[Dataset items]
'''

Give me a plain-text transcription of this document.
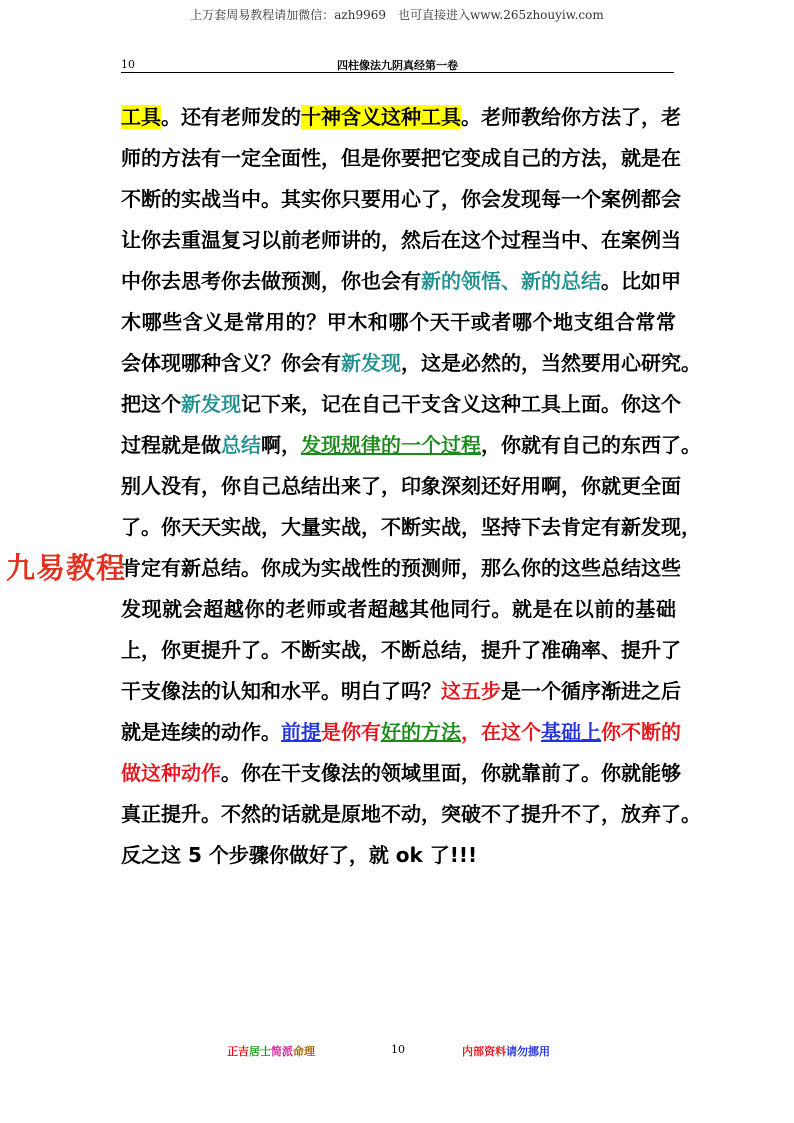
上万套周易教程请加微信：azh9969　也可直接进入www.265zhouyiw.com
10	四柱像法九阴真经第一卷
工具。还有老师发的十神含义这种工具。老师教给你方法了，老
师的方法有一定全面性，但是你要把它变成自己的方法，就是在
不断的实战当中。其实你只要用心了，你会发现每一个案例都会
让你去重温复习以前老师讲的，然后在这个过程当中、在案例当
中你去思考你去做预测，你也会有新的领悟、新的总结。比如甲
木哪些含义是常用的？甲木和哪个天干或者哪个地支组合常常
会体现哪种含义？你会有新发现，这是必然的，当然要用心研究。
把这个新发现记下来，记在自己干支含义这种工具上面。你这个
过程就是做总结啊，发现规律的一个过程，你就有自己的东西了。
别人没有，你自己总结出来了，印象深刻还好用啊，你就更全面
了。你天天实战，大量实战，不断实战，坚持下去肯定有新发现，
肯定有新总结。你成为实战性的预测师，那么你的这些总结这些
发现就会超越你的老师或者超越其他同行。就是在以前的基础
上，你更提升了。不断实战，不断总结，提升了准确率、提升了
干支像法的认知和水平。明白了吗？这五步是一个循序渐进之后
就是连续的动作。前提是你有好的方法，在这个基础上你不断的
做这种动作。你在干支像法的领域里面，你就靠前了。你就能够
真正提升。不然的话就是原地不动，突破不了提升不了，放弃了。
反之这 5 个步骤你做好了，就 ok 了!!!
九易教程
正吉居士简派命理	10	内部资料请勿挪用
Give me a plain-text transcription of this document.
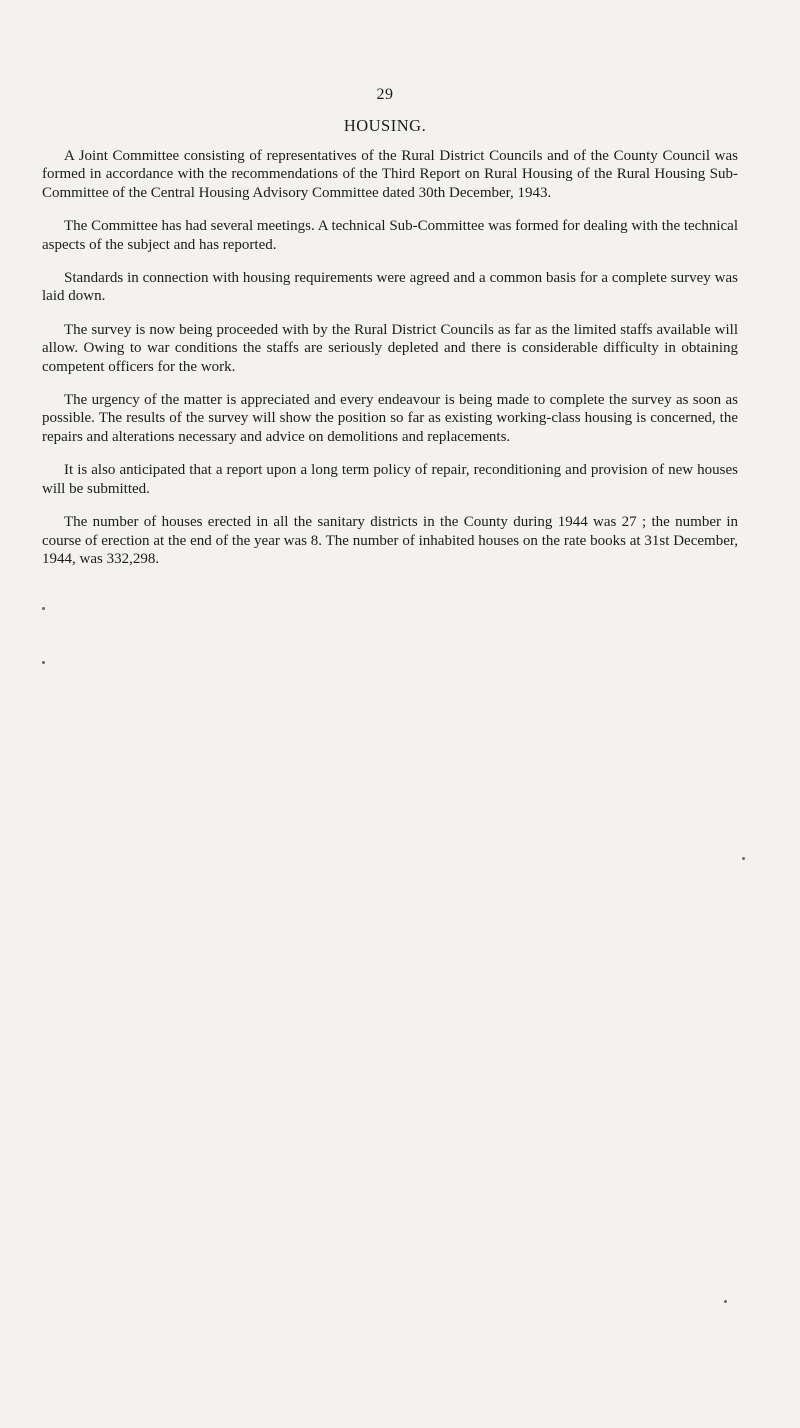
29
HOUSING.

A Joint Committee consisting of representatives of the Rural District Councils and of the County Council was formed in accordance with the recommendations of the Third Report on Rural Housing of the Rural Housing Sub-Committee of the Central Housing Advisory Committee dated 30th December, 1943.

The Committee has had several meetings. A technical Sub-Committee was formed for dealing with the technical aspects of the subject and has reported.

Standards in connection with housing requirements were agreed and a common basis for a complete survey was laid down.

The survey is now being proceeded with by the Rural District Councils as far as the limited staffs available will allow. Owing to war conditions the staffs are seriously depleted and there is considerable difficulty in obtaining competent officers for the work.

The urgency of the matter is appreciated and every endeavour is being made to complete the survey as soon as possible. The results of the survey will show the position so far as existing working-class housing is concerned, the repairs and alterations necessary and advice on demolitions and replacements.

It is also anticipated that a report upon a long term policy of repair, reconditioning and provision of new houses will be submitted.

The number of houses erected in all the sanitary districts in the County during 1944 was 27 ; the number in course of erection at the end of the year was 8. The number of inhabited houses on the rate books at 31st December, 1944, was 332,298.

'''

What this task involves. The records above need to be given again exactly. Omit the pictures.

Response below.
Give me a plain-text transcription of this document.
上万套周易教程请加微信：azh9969　也可直接进入www.265zhouyiw.com
10	四柱像法九阴真经第一卷
工具。还有老师发的十神含义这种工具。老师教给你方法了，老
师的方法有一定全面性，但是你要把它变成自己的方法，就是在
不断的实战当中。其实你只要用心了，你会发现每一个案例都会
让你去重温复习以前老师讲的，然后在这个过程当中、在案例当
中你去思考你去做预测，你也会有新的领悟、新的总结。比如甲
木哪些含义是常用的？甲木和哪个天干或者哪个地支组合常常
会体现哪种含义？你会有新发现，这是必然的，当然要用心研究。
把这个新发现记下来，记在自己干支含义这种工具上面。你这个
过程就是做总结啊，发现规律的一个过程，你就有自己的东西了。
别人没有，你自己总结出来了，印象深刻还好用啊，你就更全面
了。你天天实战，大量实战，不断实战，坚持下去肯定有新发现，
肯定有新总结。你成为实战性的预测师，那么你的这些总结这些
发现就会超越你的老师或者超越其他同行。就是在以前的基础
上，你更提升了。不断实战，不断总结，提升了准确率、提升了
干支像法的认知和水平。明白了吗？这五步是一个循序渐进之后
就是连续的动作。前提是你有好的方法，在这个基础上你不断的
做这种动作。你在干支像法的领域里面，你就靠前了。你就能够
真正提升。不然的话就是原地不动，突破不了提升不了，放弃了。
反之这 5 个步骤你做好了，就 ok 了!!!
九易教程
正吉居士简派命理	10	内部资料请勿挪用
Give me a plain-text transcription of this document.
29
HOUSING.

A Joint Committee consisting of representatives of the Rural District Councils and of the County Council was formed in accordance with the recommendations of the Third Report on Rural Housing of the Rural Housing Sub-Committee of the Central Housing Advisory Committee dated 30th December, 1943.

The Committee has had several meetings. A technical Sub-Committee was formed for dealing with the technical aspects of the subject and has reported.

Standards in connection with housing requirements were agreed and a common basis for a complete survey was laid down.

The survey is now being proceeded with by the Rural District Councils as far as the limited staffs available will allow. Owing to war conditions the staffs are seriously depleted and there is considerable difficulty in obtaining competent officers for the work.

The urgency of the matter is appreciated and every endeavour is being made to complete the survey as soon as possible. The results of the survey will show the position so far as existing working-class housing is concerned, the repairs and alterations necessary and advice on demolitions and replacements.

It is also anticipated that a report upon a long term policy of repair, reconditioning and provision of new houses will be submitted.

The number of houses erected in all the sanitary districts in the County during 1944 was 27 ; the number in course of erection at the end of the year was 8. The number of inhabited houses on the rate books at 31st December, 1944, was 332,298.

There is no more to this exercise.